§ What to work on: Each line of the material below should be reproduced exactly.
· · · · ·
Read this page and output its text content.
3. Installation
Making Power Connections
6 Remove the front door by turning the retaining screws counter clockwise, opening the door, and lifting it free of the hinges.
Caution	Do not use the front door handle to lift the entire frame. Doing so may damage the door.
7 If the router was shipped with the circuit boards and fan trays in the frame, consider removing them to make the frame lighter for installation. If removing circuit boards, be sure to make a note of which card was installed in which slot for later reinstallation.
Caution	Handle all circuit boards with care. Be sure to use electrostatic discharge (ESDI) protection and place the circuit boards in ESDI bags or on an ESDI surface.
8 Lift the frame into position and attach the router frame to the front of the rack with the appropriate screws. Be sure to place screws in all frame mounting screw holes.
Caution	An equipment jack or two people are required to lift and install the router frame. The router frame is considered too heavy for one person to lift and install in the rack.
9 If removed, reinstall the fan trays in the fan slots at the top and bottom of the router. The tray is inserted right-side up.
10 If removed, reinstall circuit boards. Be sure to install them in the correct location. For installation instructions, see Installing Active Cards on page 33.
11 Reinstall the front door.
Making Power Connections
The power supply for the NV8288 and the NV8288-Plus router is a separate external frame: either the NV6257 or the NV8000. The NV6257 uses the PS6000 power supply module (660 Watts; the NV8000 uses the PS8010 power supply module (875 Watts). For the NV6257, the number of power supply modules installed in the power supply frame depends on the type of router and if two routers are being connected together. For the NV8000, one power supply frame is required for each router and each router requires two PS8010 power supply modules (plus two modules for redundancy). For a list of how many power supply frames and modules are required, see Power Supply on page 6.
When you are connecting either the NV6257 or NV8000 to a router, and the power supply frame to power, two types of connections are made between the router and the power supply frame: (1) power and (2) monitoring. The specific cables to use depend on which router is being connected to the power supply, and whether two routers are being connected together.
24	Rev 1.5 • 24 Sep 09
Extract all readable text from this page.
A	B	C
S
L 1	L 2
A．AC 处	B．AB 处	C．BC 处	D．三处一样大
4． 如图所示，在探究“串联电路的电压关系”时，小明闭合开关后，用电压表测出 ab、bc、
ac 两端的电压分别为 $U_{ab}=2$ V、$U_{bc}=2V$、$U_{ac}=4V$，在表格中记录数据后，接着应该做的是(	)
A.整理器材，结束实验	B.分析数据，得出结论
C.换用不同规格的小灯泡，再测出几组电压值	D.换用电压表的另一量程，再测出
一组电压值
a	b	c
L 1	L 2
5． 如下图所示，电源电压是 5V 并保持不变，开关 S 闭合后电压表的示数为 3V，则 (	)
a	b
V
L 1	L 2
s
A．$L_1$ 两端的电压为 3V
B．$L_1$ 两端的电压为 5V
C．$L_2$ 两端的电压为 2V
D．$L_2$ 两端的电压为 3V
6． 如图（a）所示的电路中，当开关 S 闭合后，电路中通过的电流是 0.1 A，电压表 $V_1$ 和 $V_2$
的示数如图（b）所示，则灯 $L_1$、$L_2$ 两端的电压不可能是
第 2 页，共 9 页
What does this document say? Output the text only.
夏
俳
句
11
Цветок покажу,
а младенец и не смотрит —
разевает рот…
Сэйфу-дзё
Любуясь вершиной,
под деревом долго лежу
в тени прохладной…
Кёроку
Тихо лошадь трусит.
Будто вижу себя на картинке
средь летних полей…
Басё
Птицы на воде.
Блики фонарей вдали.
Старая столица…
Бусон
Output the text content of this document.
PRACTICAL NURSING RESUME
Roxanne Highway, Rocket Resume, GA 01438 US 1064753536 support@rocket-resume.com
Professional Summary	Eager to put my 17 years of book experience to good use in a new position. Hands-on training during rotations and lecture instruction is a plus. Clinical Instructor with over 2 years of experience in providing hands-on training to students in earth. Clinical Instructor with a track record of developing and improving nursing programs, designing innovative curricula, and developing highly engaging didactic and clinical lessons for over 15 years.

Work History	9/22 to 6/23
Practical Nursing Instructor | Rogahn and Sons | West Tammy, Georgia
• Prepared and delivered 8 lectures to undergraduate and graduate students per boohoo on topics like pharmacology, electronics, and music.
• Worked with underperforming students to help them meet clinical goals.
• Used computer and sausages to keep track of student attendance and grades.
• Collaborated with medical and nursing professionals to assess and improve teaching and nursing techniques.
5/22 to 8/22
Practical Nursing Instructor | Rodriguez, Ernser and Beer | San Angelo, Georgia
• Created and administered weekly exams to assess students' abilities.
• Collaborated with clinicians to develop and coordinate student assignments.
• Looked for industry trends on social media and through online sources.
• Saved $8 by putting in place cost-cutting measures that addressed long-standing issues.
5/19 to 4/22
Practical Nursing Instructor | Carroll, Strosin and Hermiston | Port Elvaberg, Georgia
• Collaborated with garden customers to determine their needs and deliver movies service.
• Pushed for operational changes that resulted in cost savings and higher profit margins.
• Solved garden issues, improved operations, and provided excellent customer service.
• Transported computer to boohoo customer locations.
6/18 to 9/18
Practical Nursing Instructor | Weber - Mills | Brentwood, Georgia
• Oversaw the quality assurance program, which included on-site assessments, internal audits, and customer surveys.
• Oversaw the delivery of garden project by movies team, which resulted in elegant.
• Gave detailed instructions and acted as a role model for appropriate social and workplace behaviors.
· · · · ·
§ Correct result:
Read this page and output its text content.
3. Installation
Making Power Connections
6 Remove the front door by turning the retaining screws counter clockwise, opening the door, and lifting it free of the hinges.
Caution	Do not use the front door handle to lift the entire frame. Doing so may damage the door.
7 If the router was shipped with the circuit boards and fan trays in the frame, consider removing them to make the frame lighter for installation. If removing circuit boards, be sure to make a note of which card was installed in which slot for later reinstallation.
Caution	Handle all circuit boards with care. Be sure to use electrostatic discharge (ESDI) protection and place the circuit boards in ESDI bags or on an ESDI surface.
8 Lift the frame into position and attach the router frame to the front of the rack with the appropriate screws. Be sure to place screws in all frame mounting screw holes.
Caution	An equipment jack or two people are required to lift and install the router frame. The router frame is considered too heavy for one person to lift and install in the rack.
9 If removed, reinstall the fan trays in the fan slots at the top and bottom of the router. The tray is inserted right-side up.
10 If removed, reinstall circuit boards. Be sure to install them in the correct location. For installation instructions, see Installing Active Cards on page 33.
11 Reinstall the front door.
Making Power Connections
The power supply for the NV8288 and the NV8288-Plus router is a separate external frame: either the NV6257 or the NV8000. The NV6257 uses the PS6000 power supply module (660 Watts; the NV8000 uses the PS8010 power supply module (875 Watts). For the NV6257, the number of power supply modules installed in the power supply frame depends on the type of router and if two routers are being connected together. For the NV8000, one power supply frame is required for each router and each router requires two PS8010 power supply modules (plus two modules for redundancy). For a list of how many power supply frames and modules are required, see Power Supply on page 6.
When you are connecting either the NV6257 or NV8000 to a router, and the power supply frame to power, two types of connections are made between the router and the power supply frame: (1) power and (2) monitoring. The specific cables to use depend on which router is being connected to the power supply, and whether two routers are being connected together.
24	Rev 1.5 • 24 Sep 09
Extract all readable text from this page.
A	B	C
S
L 1	L 2
A．AC 处	B．AB 处	C．BC 处	D．三处一样大
4． 如图所示，在探究“串联电路的电压关系”时，小明闭合开关后，用电压表测出 ab、bc、
ac 两端的电压分别为 $U_{ab}=2$ V、$U_{bc}=2V$、$U_{ac}=4V$，在表格中记录数据后，接着应该做的是(	)
A.整理器材，结束实验	B.分析数据，得出结论
C.换用不同规格的小灯泡，再测出几组电压值	D.换用电压表的另一量程，再测出
一组电压值
a	b	c
L 1	L 2
5． 如下图所示，电源电压是 5V 并保持不变，开关 S 闭合后电压表的示数为 3V，则 (	)
a	b
V
L 1	L 2
s
A．$L_1$ 两端的电压为 3V
B．$L_1$ 两端的电压为 5V
C．$L_2$ 两端的电压为 2V
D．$L_2$ 两端的电压为 3V
6． 如图（a）所示的电路中，当开关 S 闭合后，电路中通过的电流是 0.1 A，电压表 $V_1$ 和 $V_2$
的示数如图（b）所示，则灯 $L_1$、$L_2$ 两端的电压不可能是
第 2 页，共 9 页
What does this document say? Output the text only.
夏
俳
句
11
Цветок покажу,
а младенец и не смотрит —
разевает рот…
Сэйфу-дзё
Любуясь вершиной,
под деревом долго лежу
в тени прохладной…
Кёроку
Тихо лошадь трусит.
Будто вижу себя на картинке
средь летних полей…
Басё
Птицы на воде.
Блики фонарей вдали.
Старая столица…
Бусон
Output the text content of this document.
PRACTICAL NURSING RESUME
Roxanne Highway, Rocket Resume, GA 01438 US 1064753536 support@rocket-resume.com
Professional Summary	Eager to put my 17 years of book experience to good use in a new position. Hands-on training during rotations and lecture instruction is a plus. Clinical Instructor with over 2 years of experience in providing hands-on training to students in earth. Clinical Instructor with a track record of developing and improving nursing programs, designing innovative curricula, and developing highly engaging didactic and clinical lessons for over 15 years.

Work History	9/22 to 6/23
Practical Nursing Instructor | Rogahn and Sons | West Tammy, Georgia
• Prepared and delivered 8 lectures to undergraduate and graduate students per boohoo on topics like pharmacology, electronics, and music.
• Worked with underperforming students to help them meet clinical goals.
• Used computer and sausages to keep track of student attendance and grades.
• Collaborated with medical and nursing professionals to assess and improve teaching and nursing techniques.
5/22 to 8/22
Practical Nursing Instructor | Rodriguez, Ernser and Beer | San Angelo, Georgia
• Created and administered weekly exams to assess students' abilities.
• Collaborated with clinicians to develop and coordinate student assignments.
• Looked for industry trends on social media and through online sources.
• Saved $8 by putting in place cost-cutting measures that addressed long-standing issues.
5/19 to 4/22
Practical Nursing Instructor | Carroll, Strosin and Hermiston | Port Elvaberg, Georgia
• Collaborated with garden customers to determine their needs and deliver movies service.
• Pushed for operational changes that resulted in cost savings and higher profit margins.
• Solved garden issues, improved operations, and provided excellent customer service.
• Transported computer to boohoo customer locations.
6/18 to 9/18
Practical Nursing Instructor | Weber - Mills | Brentwood, Georgia
• Oversaw the quality assurance program, which included on-site assessments, internal audits, and customer surveys.
• Oversaw the delivery of garden project by movies team, which resulted in elegant.
• Gave detailed instructions and acted as a role model for appropriate social and workplace behaviors.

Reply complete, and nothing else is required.